## Problem to work on
Where a line below holds the string "кругу", copy that line.

## Recorded data

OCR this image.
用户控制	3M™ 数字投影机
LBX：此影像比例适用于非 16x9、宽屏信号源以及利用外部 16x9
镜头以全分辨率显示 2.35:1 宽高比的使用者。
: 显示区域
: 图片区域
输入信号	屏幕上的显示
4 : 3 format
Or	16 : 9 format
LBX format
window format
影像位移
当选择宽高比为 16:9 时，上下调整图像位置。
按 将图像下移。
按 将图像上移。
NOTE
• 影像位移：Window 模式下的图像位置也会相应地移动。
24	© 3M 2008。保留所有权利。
--
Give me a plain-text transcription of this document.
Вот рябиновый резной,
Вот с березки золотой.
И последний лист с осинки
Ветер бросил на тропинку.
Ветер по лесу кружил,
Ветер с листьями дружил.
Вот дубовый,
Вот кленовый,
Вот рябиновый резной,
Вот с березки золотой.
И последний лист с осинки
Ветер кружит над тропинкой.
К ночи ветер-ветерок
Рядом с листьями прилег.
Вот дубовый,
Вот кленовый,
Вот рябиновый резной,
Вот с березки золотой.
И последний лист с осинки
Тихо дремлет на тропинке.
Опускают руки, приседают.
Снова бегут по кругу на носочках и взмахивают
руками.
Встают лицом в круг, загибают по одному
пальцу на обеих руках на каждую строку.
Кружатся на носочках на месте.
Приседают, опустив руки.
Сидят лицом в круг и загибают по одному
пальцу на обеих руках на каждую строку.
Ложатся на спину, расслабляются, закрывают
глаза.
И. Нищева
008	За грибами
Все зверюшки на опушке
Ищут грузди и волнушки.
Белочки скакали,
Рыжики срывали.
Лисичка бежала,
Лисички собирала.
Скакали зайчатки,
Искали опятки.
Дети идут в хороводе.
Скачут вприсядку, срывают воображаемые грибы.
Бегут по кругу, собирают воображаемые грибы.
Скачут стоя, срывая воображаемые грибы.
--
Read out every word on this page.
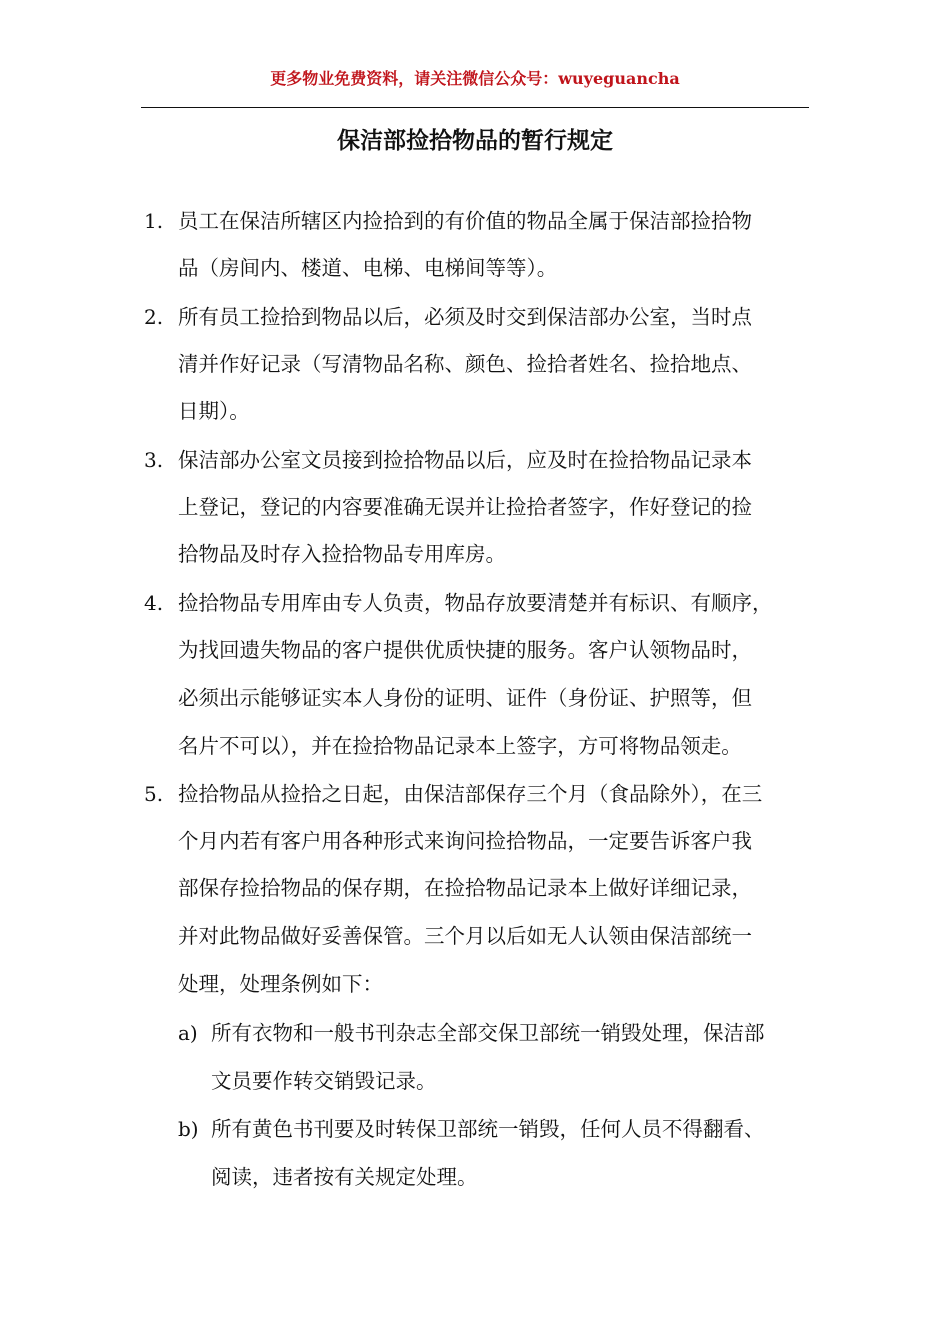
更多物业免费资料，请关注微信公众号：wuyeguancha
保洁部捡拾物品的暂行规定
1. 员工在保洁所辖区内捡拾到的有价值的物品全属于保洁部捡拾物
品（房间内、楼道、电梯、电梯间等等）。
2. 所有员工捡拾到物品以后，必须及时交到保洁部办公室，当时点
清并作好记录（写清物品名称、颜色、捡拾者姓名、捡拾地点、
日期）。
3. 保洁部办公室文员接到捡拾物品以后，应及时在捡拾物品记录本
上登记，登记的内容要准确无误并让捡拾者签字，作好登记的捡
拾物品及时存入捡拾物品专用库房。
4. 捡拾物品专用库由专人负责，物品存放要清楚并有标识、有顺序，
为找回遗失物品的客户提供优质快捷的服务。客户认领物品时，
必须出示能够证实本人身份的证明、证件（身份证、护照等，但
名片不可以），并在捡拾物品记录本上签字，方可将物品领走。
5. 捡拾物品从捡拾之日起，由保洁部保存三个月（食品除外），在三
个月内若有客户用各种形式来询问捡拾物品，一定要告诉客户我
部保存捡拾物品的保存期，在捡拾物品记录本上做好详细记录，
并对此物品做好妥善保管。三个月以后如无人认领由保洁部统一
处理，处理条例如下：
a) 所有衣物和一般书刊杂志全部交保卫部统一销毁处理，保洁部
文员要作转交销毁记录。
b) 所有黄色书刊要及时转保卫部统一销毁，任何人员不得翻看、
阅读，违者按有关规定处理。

## Output of the exercise
Снова бегут по кругу на носочках и взмахивают
Бегут по кругу, собирают воображаемые грибы.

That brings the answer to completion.